▶ Written problem: Write out the material again word for word, dropping any images it holds.

▶ The input:
--------------------------------------------------

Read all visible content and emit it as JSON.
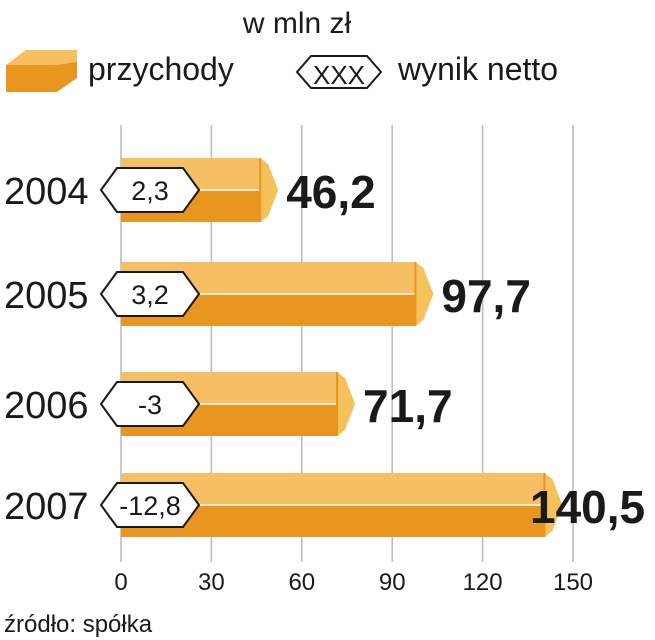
{
  "chart_data": {
    "type": "bar",
    "orientation": "horizontal",
    "title": "w mln zł",
    "categories": [
      "2004",
      "2005",
      "2006",
      "2007"
    ],
    "series": [
      {
        "name": "przychody",
        "values": [
          46.2,
          97.7,
          71.7,
          140.5
        ]
      },
      {
        "name": "wynik netto",
        "values": [
          2.3,
          3.2,
          -3,
          -12.8
        ]
      }
    ],
    "value_labels": [
      "46,2",
      "97,7",
      "71,7",
      "140,5"
    ],
    "net_labels": [
      "2,3",
      "3,2",
      "-3",
      "-12,8"
    ],
    "legend": {
      "revenue": "przychody",
      "net_symbol": "XXX",
      "net": "wynik netto",
      "position": "top"
    },
    "xlim": [
      0,
      150
    ],
    "xticks": [
      0,
      30,
      60,
      90,
      120,
      150
    ],
    "grid": true,
    "source": "źródło: spółka",
    "colors": {
      "bar_dark": "#e8961f",
      "bar_light": "#f6bf63",
      "bar_cap": "#f4c15a",
      "grid": "#bdbdbd",
      "text": "#1a1a1a"
    }
  }
}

--------------------------------------------------

▶ Exercise solution:
Read all visible content and emit it as JSON.
{
  "chart_data": {
    "type": "bar",
    "orientation": "horizontal",
    "title": "w mln zł",
    "categories": [
      "2004",
      "2005",
      "2006",
      "2007"
    ],
    "series": [
      {
        "name": "przychody",
        "values": [
          46.2,
          97.7,
          71.7,
          140.5
        ]
      },
      {
        "name": "wynik netto",
        "values": [
          2.3,
          3.2,
          -3,
          -12.8
        ]
      }
    ],
    "value_labels": [
      "46,2",
      "97,7",
      "71,7",
      "140,5"
    ],
    "net_labels": [
      "2,3",
      "3,2",
      "-3",
      "-12,8"
    ],
    "legend": {
      "revenue": "przychody",
      "net_symbol": "XXX",
      "net": "wynik netto",
      "position": "top"
    },
    "xlim": [
      0,
      150
    ],
    "xticks": [
      0,
      30,
      60,
      90,
      120,
      150
    ],
    "grid": true,
    "source": "źródło: spółka",
    "colors": {
      "bar_dark": "#e8961f",
      "bar_light": "#f6bf63",
      "bar_cap": "#f4c15a",
      "grid": "#bdbdbd",
      "text": "#1a1a1a"
    }
  }
}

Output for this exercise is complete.